WHAT YOU WILL DO:
Reproduce without changes the run of lines that opens with the line containing "velocity-arrow-head — [628, 575, 631, 578]" and closes with the line containing "velocity-arrow-head — [677, 602, 680, 606]", keeping both of those lines.
== PROVIDED DATA
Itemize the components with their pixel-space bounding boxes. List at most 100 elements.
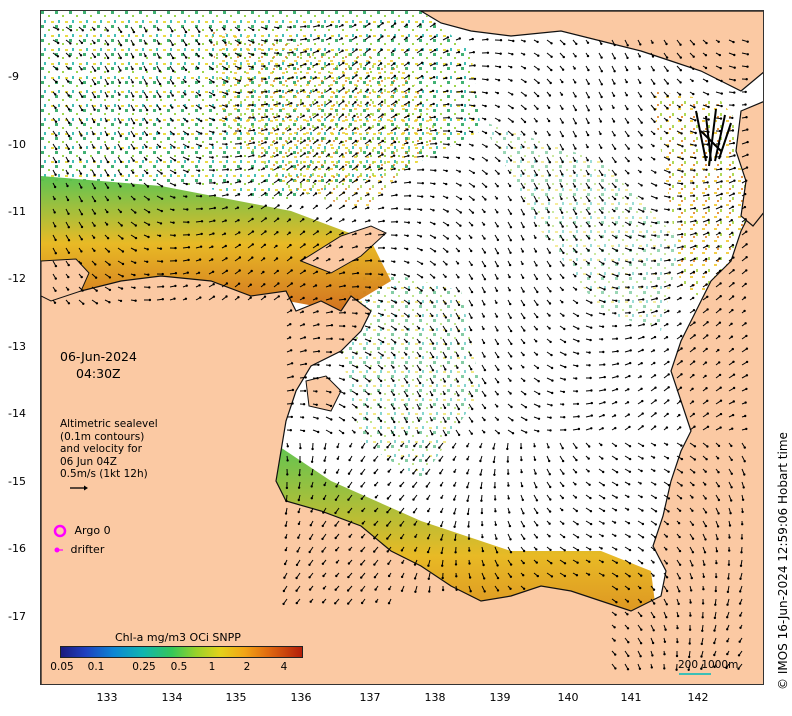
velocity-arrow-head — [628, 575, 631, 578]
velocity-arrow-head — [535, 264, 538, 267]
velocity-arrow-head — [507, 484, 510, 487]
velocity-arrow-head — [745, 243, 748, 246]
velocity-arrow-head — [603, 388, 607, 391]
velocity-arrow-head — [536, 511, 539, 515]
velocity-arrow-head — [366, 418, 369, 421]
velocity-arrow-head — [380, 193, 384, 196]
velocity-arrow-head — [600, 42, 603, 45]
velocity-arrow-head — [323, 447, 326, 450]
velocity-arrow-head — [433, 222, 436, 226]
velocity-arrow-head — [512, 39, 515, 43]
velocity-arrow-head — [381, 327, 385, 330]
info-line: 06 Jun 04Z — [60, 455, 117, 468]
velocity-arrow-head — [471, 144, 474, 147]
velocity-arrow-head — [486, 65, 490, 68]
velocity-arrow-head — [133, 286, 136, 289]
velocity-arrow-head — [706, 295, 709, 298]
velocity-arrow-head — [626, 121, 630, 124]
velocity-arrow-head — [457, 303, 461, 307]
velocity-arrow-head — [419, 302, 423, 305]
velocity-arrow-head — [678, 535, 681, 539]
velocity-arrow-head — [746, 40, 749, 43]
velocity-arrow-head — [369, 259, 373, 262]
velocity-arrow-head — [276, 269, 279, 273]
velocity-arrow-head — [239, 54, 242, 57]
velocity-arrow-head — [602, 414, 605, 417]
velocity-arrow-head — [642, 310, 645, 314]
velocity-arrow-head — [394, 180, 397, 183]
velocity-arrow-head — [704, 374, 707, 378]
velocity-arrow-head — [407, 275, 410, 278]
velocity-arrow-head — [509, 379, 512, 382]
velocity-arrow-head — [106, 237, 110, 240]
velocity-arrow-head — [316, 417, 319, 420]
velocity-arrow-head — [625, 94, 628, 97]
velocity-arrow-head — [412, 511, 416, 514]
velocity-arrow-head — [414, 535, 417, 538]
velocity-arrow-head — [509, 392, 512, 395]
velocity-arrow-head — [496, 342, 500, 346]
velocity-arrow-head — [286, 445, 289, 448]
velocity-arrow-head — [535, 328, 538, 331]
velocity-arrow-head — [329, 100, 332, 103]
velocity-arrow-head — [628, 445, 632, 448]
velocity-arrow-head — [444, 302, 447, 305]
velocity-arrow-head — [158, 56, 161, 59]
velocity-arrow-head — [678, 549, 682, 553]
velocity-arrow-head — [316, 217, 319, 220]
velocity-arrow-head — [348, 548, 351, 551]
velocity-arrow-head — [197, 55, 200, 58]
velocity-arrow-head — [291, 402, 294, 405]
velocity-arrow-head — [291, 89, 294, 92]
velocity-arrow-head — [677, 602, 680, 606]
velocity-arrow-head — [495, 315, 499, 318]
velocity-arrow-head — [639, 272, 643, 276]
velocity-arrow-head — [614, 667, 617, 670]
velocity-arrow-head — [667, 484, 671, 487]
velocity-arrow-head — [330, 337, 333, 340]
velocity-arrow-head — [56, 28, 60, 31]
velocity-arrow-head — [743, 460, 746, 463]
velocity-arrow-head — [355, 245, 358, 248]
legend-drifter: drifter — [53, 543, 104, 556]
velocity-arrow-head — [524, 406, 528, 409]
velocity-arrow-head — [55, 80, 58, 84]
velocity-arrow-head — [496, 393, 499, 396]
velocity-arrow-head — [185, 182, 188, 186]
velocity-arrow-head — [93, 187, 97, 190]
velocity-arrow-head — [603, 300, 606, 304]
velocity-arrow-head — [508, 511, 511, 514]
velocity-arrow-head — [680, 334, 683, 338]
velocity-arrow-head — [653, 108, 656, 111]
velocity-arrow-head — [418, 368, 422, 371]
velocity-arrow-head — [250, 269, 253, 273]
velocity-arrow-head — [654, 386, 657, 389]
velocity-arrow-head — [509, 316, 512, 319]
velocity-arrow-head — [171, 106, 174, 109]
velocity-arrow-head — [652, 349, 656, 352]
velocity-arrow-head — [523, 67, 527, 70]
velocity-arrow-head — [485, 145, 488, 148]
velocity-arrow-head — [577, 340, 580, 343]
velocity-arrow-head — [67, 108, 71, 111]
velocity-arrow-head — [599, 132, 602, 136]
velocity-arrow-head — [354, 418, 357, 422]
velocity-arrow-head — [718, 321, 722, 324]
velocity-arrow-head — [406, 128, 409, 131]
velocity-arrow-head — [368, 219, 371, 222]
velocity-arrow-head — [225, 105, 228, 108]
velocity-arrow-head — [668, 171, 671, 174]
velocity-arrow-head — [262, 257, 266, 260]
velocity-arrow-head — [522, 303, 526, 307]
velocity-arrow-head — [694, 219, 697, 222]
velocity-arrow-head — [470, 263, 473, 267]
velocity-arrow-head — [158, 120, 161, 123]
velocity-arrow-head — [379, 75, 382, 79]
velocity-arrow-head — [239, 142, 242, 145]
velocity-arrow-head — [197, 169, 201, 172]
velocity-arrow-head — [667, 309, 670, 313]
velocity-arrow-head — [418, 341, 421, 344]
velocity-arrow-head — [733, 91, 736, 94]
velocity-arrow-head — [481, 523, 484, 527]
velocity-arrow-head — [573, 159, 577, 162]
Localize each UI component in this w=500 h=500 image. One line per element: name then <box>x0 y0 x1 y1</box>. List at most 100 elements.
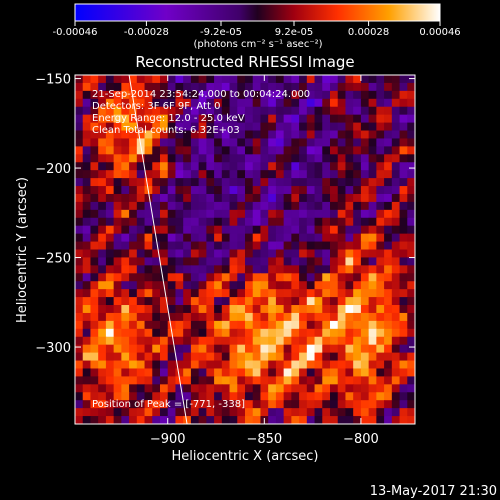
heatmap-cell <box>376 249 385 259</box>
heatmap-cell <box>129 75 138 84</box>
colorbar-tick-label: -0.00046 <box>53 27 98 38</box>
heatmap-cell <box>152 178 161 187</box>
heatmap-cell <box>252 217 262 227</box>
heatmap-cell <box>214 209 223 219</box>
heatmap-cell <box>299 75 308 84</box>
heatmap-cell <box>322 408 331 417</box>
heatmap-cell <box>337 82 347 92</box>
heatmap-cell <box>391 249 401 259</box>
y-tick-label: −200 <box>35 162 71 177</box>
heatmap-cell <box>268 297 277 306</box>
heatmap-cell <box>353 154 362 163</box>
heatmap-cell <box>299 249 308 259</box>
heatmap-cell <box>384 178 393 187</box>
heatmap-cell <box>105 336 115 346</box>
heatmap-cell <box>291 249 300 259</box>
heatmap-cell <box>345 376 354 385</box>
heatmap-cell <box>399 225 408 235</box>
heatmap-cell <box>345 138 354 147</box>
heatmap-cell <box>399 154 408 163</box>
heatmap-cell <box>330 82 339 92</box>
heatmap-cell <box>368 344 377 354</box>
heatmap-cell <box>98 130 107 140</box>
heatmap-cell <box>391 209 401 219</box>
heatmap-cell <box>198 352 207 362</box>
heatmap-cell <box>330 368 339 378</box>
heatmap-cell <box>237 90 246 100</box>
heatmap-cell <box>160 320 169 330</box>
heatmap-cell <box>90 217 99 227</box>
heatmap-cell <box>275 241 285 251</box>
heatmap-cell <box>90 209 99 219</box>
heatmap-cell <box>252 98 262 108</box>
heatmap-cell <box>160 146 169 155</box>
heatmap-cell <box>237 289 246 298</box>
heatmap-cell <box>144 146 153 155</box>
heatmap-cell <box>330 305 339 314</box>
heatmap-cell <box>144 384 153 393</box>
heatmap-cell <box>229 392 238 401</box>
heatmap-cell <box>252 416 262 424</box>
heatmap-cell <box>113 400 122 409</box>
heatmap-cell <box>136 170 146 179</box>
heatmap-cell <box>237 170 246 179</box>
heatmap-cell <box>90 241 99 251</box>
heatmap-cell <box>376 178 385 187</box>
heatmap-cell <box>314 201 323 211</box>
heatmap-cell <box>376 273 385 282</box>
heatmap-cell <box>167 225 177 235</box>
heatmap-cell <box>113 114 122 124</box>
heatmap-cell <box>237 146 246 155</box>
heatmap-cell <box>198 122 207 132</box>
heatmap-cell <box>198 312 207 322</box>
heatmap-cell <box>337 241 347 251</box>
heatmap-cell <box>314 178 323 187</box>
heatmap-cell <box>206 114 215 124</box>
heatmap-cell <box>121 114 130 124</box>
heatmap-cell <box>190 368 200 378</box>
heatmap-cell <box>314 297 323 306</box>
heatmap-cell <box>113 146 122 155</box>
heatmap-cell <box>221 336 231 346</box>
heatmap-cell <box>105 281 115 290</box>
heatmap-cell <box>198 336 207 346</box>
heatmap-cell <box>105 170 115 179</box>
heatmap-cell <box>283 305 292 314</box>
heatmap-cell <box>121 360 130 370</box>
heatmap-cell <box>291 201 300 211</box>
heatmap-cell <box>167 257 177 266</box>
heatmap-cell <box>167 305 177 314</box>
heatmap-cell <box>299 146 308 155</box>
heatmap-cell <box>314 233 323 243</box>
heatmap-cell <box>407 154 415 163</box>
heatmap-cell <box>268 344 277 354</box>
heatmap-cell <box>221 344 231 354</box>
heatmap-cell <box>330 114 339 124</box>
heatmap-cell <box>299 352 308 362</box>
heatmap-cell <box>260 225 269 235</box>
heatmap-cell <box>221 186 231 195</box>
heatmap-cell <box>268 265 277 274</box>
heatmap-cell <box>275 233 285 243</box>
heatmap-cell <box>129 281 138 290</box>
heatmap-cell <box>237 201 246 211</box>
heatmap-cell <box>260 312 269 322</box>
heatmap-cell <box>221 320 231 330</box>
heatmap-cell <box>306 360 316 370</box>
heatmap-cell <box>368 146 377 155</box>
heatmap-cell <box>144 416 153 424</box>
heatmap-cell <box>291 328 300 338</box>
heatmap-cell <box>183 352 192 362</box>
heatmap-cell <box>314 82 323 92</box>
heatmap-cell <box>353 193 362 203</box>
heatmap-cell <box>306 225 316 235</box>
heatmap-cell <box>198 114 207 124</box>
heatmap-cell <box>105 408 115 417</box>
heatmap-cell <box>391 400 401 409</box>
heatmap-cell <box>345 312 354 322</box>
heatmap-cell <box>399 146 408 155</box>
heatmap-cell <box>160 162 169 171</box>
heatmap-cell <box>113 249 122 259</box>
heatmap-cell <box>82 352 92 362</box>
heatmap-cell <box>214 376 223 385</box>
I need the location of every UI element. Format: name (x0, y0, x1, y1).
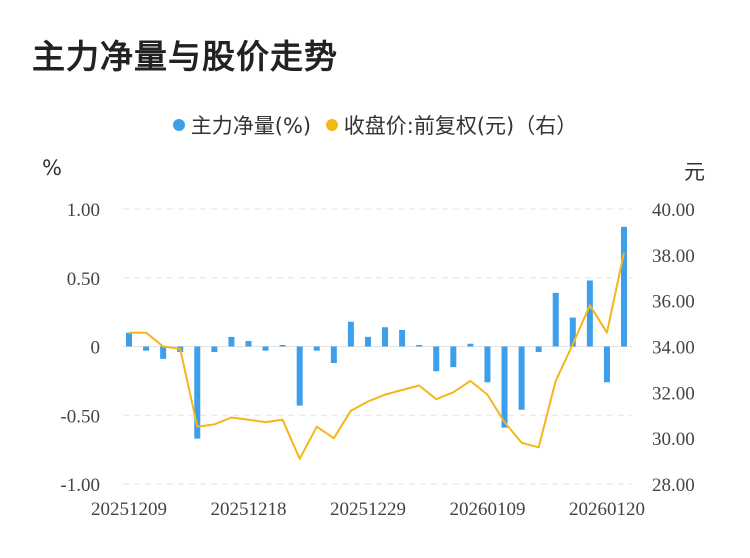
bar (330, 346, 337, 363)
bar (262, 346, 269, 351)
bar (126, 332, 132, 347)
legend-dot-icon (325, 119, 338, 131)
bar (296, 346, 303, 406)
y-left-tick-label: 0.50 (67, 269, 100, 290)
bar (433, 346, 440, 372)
====
SOLUTION TO THE PROBLEM:
velocity-arrow-head — [628, 575, 631, 578]
velocity-arrow-head — [535, 264, 538, 267]
velocity-arrow-head — [507, 484, 510, 487]
velocity-arrow-head — [745, 243, 748, 246]
velocity-arrow-head — [603, 388, 607, 391]
velocity-arrow-head — [536, 511, 539, 515]
velocity-arrow-head — [366, 418, 369, 421]
velocity-arrow-head — [380, 193, 384, 196]
velocity-arrow-head — [600, 42, 603, 45]
velocity-arrow-head — [323, 447, 326, 450]
velocity-arrow-head — [433, 222, 436, 226]
velocity-arrow-head — [512, 39, 515, 43]
velocity-arrow-head — [381, 327, 385, 330]
info-line: 06 Jun 04Z — [60, 455, 117, 468]
velocity-arrow-head — [471, 144, 474, 147]
velocity-arrow-head — [486, 65, 490, 68]
velocity-arrow-head — [133, 286, 136, 289]
velocity-arrow-head — [706, 295, 709, 298]
velocity-arrow-head — [626, 121, 630, 124]
velocity-arrow-head — [457, 303, 461, 307]
velocity-arrow-head — [419, 302, 423, 305]
velocity-arrow-head — [678, 535, 681, 539]
velocity-arrow-head — [746, 40, 749, 43]
velocity-arrow-head — [369, 259, 373, 262]
velocity-arrow-head — [276, 269, 279, 273]
velocity-arrow-head — [239, 54, 242, 57]
velocity-arrow-head — [602, 414, 605, 417]
velocity-arrow-head — [642, 310, 645, 314]
velocity-arrow-head — [394, 180, 397, 183]
velocity-arrow-head — [704, 374, 707, 378]
velocity-arrow-head — [407, 275, 410, 278]
velocity-arrow-head — [509, 379, 512, 382]
velocity-arrow-head — [106, 237, 110, 240]
velocity-arrow-head — [316, 417, 319, 420]
velocity-arrow-head — [625, 94, 628, 97]
velocity-arrow-head — [412, 511, 416, 514]
velocity-arrow-head — [414, 535, 417, 538]
velocity-arrow-head — [509, 392, 512, 395]
velocity-arrow-head — [496, 342, 500, 346]
velocity-arrow-head — [286, 445, 289, 448]
velocity-arrow-head — [535, 328, 538, 331]
velocity-arrow-head — [329, 100, 332, 103]
velocity-arrow-head — [628, 445, 632, 448]
velocity-arrow-head — [444, 302, 447, 305]
velocity-arrow-head — [158, 56, 161, 59]
velocity-arrow-head — [678, 549, 682, 553]
velocity-arrow-head — [316, 217, 319, 220]
velocity-arrow-head — [348, 548, 351, 551]
velocity-arrow-head — [197, 55, 200, 58]
velocity-arrow-head — [291, 402, 294, 405]
velocity-arrow-head — [291, 89, 294, 92]
velocity-arrow-head — [677, 602, 680, 606]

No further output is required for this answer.